INSTRUCTIONS TO FOLLOW » Output every entry exactly as given.

(Saved entries)
══════════════════════════════
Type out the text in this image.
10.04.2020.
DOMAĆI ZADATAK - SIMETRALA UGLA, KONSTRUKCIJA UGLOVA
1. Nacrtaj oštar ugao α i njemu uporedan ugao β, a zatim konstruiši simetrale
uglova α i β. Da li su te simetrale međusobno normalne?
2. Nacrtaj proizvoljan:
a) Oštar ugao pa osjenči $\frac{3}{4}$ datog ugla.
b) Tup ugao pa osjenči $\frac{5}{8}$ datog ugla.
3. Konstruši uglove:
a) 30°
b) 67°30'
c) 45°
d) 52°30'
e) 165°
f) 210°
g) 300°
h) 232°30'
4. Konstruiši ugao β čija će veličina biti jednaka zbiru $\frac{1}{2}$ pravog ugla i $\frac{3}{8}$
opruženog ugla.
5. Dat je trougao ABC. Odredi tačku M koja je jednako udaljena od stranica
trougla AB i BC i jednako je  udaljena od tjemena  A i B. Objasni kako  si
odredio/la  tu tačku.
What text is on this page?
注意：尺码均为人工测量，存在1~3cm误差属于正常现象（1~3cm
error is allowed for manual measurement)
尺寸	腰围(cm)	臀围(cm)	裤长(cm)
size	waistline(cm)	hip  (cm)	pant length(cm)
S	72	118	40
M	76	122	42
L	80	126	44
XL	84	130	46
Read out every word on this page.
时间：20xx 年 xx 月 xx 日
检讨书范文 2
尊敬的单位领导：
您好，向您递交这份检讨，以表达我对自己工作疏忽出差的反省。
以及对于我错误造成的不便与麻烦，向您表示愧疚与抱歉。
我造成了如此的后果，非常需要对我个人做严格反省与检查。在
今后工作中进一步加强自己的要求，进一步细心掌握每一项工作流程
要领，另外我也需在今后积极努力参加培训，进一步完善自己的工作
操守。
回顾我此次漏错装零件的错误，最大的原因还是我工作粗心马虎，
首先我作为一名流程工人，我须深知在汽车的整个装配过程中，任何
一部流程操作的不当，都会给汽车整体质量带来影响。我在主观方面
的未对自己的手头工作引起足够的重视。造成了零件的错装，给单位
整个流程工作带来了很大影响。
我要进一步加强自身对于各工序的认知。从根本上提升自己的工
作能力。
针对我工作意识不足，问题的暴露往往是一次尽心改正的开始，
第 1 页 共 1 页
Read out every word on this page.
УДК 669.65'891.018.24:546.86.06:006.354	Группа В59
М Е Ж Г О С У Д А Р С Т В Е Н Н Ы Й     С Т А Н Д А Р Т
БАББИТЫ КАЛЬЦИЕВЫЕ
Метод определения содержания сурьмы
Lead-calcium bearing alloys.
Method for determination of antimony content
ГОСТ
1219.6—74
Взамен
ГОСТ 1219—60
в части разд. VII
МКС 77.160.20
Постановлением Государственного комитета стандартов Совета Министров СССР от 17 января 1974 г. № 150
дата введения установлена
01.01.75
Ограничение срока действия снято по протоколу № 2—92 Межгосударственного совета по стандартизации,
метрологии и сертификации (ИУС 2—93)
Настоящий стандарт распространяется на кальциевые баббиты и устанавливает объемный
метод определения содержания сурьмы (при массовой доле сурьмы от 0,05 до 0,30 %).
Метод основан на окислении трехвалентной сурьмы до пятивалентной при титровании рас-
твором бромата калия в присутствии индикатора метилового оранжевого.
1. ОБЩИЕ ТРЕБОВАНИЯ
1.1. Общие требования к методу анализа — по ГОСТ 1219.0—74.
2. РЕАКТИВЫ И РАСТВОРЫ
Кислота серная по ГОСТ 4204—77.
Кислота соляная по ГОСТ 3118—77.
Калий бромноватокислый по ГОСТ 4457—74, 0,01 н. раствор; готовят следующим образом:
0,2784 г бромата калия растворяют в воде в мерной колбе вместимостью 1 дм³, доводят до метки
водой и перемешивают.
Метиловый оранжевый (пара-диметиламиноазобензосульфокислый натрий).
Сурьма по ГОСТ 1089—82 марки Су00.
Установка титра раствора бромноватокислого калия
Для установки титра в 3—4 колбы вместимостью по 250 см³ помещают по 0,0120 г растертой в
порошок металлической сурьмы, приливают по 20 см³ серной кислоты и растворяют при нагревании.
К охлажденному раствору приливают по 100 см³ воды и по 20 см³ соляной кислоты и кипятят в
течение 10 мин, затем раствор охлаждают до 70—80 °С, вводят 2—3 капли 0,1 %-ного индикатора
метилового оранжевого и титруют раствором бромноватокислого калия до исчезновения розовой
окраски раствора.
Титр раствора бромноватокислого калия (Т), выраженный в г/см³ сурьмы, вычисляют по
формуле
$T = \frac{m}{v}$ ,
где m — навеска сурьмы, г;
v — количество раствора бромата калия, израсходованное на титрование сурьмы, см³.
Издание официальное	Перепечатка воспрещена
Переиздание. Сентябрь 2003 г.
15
══════════════════════════════
ANSWER IN FULL »
Type out the text in this image.
10.04.2020.
DOMAĆI ZADATAK - SIMETRALA UGLA, KONSTRUKCIJA UGLOVA
1. Nacrtaj oštar ugao α i njemu uporedan ugao β, a zatim konstruiši simetrale
uglova α i β. Da li su te simetrale međusobno normalne?
2. Nacrtaj proizvoljan:
a) Oštar ugao pa osjenči $\frac{3}{4}$ datog ugla.
b) Tup ugao pa osjenči $\frac{5}{8}$ datog ugla.
3. Konstruši uglove:
a) 30°
b) 67°30'
c) 45°
d) 52°30'
e) 165°
f) 210°
g) 300°
h) 232°30'
4. Konstruiši ugao β čija će veličina biti jednaka zbiru $\frac{1}{2}$ pravog ugla i $\frac{3}{8}$
opruženog ugla.
5. Dat je trougao ABC. Odredi tačku M koja je jednako udaljena od stranica
trougla AB i BC i jednako je  udaljena od tjemena  A i B. Objasni kako  si
odredio/la  tu tačku.
What text is on this page?
注意：尺码均为人工测量，存在1~3cm误差属于正常现象（1~3cm
error is allowed for manual measurement)
尺寸	腰围(cm)	臀围(cm)	裤长(cm)
size	waistline(cm)	hip  (cm)	pant length(cm)
S	72	118	40
M	76	122	42
L	80	126	44
XL	84	130	46
Read out every word on this page.
时间：20xx 年 xx 月 xx 日
检讨书范文 2
尊敬的单位领导：
您好，向您递交这份检讨，以表达我对自己工作疏忽出差的反省。
以及对于我错误造成的不便与麻烦，向您表示愧疚与抱歉。
我造成了如此的后果，非常需要对我个人做严格反省与检查。在
今后工作中进一步加强自己的要求，进一步细心掌握每一项工作流程
要领，另外我也需在今后积极努力参加培训，进一步完善自己的工作
操守。
回顾我此次漏错装零件的错误，最大的原因还是我工作粗心马虎，
首先我作为一名流程工人，我须深知在汽车的整个装配过程中，任何
一部流程操作的不当，都会给汽车整体质量带来影响。我在主观方面
的未对自己的手头工作引起足够的重视。造成了零件的错装，给单位
整个流程工作带来了很大影响。
我要进一步加强自身对于各工序的认知。从根本上提升自己的工
作能力。
针对我工作意识不足，问题的暴露往往是一次尽心改正的开始，
第 1 页 共 1 页
Read out every word on this page.
УДК 669.65'891.018.24:546.86.06:006.354	Группа В59
М Е Ж Г О С У Д А Р С Т В Е Н Н Ы Й     С Т А Н Д А Р Т
БАББИТЫ КАЛЬЦИЕВЫЕ
Метод определения содержания сурьмы
Lead-calcium bearing alloys.
Method for determination of antimony content
ГОСТ
1219.6—74
Взамен
ГОСТ 1219—60
в части разд. VII
МКС 77.160.20
Постановлением Государственного комитета стандартов Совета Министров СССР от 17 января 1974 г. № 150
дата введения установлена
01.01.75
Ограничение срока действия снято по протоколу № 2—92 Межгосударственного совета по стандартизации,
метрологии и сертификации (ИУС 2—93)
Настоящий стандарт распространяется на кальциевые баббиты и устанавливает объемный
метод определения содержания сурьмы (при массовой доле сурьмы от 0,05 до 0,30 %).
Метод основан на окислении трехвалентной сурьмы до пятивалентной при титровании рас-
твором бромата калия в присутствии индикатора метилового оранжевого.
1. ОБЩИЕ ТРЕБОВАНИЯ
1.1. Общие требования к методу анализа — по ГОСТ 1219.0—74.
2. РЕАКТИВЫ И РАСТВОРЫ
Кислота серная по ГОСТ 4204—77.
Кислота соляная по ГОСТ 3118—77.
Калий бромноватокислый по ГОСТ 4457—74, 0,01 н. раствор; готовят следующим образом:
0,2784 г бромата калия растворяют в воде в мерной колбе вместимостью 1 дм³, доводят до метки
водой и перемешивают.
Метиловый оранжевый (пара-диметиламиноазобензосульфокислый натрий).
Сурьма по ГОСТ 1089—82 марки Су00.
Установка титра раствора бромноватокислого калия
Для установки титра в 3—4 колбы вместимостью по 250 см³ помещают по 0,0120 г растертой в
порошок металлической сурьмы, приливают по 20 см³ серной кислоты и растворяют при нагревании.
К охлажденному раствору приливают по 100 см³ воды и по 20 см³ соляной кислоты и кипятят в
течение 10 мин, затем раствор охлаждают до 70—80 °С, вводят 2—3 капли 0,1 %-ного индикатора
метилового оранжевого и титруют раствором бромноватокислого калия до исчезновения розовой
окраски раствора.
Титр раствора бромноватокислого калия (Т), выраженный в г/см³ сурьмы, вычисляют по
формуле
$T = \frac{m}{v}$ ,
где m — навеска сурьмы, г;
v — количество раствора бромата калия, израсходованное на титрование сурьмы, см³.
Издание официальное	Перепечатка воспрещена
Переиздание. Сентябрь 2003 г.
15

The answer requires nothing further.